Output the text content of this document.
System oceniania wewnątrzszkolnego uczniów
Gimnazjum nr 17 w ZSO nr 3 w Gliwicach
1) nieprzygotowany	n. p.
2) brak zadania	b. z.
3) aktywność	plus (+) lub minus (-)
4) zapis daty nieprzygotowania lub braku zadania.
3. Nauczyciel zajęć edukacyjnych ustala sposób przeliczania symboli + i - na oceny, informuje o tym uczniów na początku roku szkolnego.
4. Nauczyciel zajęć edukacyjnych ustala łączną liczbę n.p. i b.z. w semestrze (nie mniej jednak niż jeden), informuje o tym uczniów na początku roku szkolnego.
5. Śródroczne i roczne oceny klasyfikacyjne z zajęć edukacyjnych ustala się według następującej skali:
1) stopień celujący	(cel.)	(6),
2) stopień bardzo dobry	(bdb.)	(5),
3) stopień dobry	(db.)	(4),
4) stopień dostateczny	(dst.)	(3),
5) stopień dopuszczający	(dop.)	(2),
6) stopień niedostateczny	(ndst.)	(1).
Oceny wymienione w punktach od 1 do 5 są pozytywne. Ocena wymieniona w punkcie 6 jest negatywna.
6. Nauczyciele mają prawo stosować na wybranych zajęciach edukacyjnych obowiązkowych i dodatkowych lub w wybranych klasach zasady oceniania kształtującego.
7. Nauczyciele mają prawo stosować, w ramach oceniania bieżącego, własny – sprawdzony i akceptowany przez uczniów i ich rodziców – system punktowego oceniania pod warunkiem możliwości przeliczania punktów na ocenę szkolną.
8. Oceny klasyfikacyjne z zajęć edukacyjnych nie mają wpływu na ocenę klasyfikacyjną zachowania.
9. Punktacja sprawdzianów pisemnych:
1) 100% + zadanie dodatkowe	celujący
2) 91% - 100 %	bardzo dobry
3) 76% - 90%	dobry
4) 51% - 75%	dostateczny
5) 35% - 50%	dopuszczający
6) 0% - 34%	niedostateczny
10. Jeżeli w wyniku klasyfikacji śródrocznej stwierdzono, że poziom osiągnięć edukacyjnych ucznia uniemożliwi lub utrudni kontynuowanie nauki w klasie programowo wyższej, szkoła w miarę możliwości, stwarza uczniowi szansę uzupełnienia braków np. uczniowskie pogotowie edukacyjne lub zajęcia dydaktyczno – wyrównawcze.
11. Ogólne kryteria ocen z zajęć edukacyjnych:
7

+ + +

--- CHALLENGE ---
Gather and copy every line of the data in which the string "celujący" is found.

--- ANSWER TO THE TASK ---
1) stopień celujący	(cel.)	(6),
1) 100% + zadanie dodatkowe	celujący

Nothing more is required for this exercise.